EXCERPT PROVIDED>
■ ■ ■ ■ ■

A neighbor of mine had the Atari 800XL computer and a wonderful Atari BASIC book. He had a subset of the games that I had, so it was very easy to negotiate him lending me the book in exchange of River Raid cartridge. I learned a lot of things from that book including the GTIA chip which was in my 65XE.
Alas, good does not last forever, my Atari Najm 65XE one day decided to remain silent forever. Sometime in 1997, I woke up and tried to power up my Atari when the screen was noisy black with a fading sound of the keystrokes. Seems something wrong with the video. It never worked after that, and I moved to the realm of Intel 80286 then. A lot of unanswered questions were hovering in my head: how to write a self loading BASIC program, how to operate the Atari Assembler, what is the USR() function used for, how to use XIO, how to create complex graphics modes where both text and graphics modes can be shown together. I wanted so badly to see the AUTO screen in PILOT as well! These unanswered questions came back to me sooner than I expected!

■ ■ ■ ■ ■

Rows from a collection:
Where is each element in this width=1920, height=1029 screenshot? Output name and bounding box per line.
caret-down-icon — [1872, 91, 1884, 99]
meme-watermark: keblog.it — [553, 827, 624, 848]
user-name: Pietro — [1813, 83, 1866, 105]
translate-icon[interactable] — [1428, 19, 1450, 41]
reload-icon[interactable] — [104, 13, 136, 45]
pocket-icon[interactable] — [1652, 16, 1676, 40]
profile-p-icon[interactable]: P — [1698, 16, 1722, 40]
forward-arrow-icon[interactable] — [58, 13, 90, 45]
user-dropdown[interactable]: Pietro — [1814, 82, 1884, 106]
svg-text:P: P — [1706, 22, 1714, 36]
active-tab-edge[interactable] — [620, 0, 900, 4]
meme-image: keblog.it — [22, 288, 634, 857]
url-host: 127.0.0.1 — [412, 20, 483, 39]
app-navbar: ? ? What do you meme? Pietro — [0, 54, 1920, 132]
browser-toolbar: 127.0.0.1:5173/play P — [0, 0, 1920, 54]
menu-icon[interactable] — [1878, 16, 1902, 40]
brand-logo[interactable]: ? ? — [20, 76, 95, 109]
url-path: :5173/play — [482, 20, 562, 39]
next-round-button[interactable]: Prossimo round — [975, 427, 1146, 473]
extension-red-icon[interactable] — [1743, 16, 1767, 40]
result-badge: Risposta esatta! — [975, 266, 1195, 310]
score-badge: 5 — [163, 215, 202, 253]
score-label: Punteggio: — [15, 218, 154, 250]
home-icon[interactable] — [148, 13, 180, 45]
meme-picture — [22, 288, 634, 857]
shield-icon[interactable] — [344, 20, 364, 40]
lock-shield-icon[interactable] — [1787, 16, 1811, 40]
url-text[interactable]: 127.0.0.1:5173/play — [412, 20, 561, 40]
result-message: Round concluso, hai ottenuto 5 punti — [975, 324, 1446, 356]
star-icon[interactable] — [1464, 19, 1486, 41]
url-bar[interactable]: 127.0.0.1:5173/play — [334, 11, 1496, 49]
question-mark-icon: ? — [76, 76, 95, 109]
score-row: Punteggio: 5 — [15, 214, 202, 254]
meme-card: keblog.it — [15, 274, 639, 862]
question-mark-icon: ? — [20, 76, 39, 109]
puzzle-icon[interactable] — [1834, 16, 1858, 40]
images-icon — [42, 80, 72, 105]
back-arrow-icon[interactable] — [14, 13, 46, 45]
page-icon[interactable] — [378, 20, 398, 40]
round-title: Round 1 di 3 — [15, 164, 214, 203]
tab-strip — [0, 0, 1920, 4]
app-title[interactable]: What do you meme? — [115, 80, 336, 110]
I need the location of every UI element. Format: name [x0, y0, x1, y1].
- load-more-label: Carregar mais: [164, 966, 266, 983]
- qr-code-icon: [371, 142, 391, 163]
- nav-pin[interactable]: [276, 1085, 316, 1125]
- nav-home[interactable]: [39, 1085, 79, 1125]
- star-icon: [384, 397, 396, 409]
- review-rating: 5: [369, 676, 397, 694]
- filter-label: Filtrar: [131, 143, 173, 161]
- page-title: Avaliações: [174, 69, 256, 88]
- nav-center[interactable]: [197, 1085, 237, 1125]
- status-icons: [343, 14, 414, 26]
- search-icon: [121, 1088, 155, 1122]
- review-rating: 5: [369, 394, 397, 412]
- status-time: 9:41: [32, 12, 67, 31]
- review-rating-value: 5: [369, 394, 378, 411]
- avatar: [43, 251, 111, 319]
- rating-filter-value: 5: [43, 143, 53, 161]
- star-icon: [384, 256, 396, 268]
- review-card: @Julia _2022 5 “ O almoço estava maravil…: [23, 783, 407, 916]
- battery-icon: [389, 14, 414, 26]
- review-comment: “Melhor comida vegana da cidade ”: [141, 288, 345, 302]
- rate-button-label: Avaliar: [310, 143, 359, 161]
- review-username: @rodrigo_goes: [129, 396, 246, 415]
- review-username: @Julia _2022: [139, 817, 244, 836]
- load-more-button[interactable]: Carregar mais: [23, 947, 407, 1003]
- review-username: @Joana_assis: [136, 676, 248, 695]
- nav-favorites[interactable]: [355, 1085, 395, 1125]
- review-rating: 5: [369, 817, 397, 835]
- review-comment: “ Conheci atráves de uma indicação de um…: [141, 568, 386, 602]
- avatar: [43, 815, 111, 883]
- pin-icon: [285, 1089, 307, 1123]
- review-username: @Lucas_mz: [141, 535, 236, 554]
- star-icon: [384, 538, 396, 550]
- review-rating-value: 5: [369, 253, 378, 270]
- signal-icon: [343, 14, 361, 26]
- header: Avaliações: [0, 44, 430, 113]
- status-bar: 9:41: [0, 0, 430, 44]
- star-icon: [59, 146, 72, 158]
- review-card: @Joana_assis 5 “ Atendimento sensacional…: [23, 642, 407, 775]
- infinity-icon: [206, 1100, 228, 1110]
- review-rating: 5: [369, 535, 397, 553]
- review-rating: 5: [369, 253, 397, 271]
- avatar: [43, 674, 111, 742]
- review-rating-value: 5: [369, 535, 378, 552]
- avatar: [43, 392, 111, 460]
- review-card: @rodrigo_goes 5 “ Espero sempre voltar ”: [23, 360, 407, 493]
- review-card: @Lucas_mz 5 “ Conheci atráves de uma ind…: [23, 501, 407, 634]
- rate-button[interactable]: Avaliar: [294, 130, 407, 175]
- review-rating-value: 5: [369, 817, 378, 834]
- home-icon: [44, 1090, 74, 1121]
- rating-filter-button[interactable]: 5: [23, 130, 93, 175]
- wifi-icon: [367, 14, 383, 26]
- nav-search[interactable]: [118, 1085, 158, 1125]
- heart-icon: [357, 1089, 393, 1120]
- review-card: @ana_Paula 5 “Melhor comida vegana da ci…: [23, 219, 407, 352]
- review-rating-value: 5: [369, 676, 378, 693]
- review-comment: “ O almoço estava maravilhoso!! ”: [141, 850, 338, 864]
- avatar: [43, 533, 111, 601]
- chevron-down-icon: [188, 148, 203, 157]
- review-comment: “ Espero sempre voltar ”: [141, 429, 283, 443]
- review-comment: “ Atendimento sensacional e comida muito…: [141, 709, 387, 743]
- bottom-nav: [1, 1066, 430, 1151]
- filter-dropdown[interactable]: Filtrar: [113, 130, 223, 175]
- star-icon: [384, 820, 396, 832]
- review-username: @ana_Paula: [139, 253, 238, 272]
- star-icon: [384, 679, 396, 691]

■ ■ ■ ■ ■

TASK INSTRUCTIONS>
A) Reproduce word for word the stretch of the Atari memoir from "Alas, good does" to "than I expected!".
B) Resume the Atari memoir with the sentences that follow its final one.

ANSWERS TO THE TASKS>
A)
Alas, good does not last forever, my Atari Najm 65XE one day decided to remain silent forever. Sometime in 1997, I woke up and tried to power up my Atari when the screen was noisy black with a fading sound of the keystrokes. Seems something wrong with the video. It never worked after that, and I moved to the realm of Intel 80286 then. A lot of unanswered questions were hovering in my head: how to write a self loading BASIC program, how to operate the Atari Assembler, what is the USR() function used for, how to use XIO, how to create complex graphics modes where both text and graphics modes can be shown together. I wanted so badly to see the AUTO screen in PILOT as well! These unanswered questions came back to me sooner than I expected!

B)
Just last week, I decided to put sincere effort into finding all the software and emulators that would mimic Atari. I found an Atari 130XE emulator, which is not the Atari 65 XE Najm by any means. There is no Arabic for sure. I came across all the software and manuals I need. I have more than 300 MB worth of info and applications for the Atari 130XE. In these manuals, answers to all my questions lie. The only problem is that my other manuals from the 1990s are in Jordan, but that should not be a problem I hope.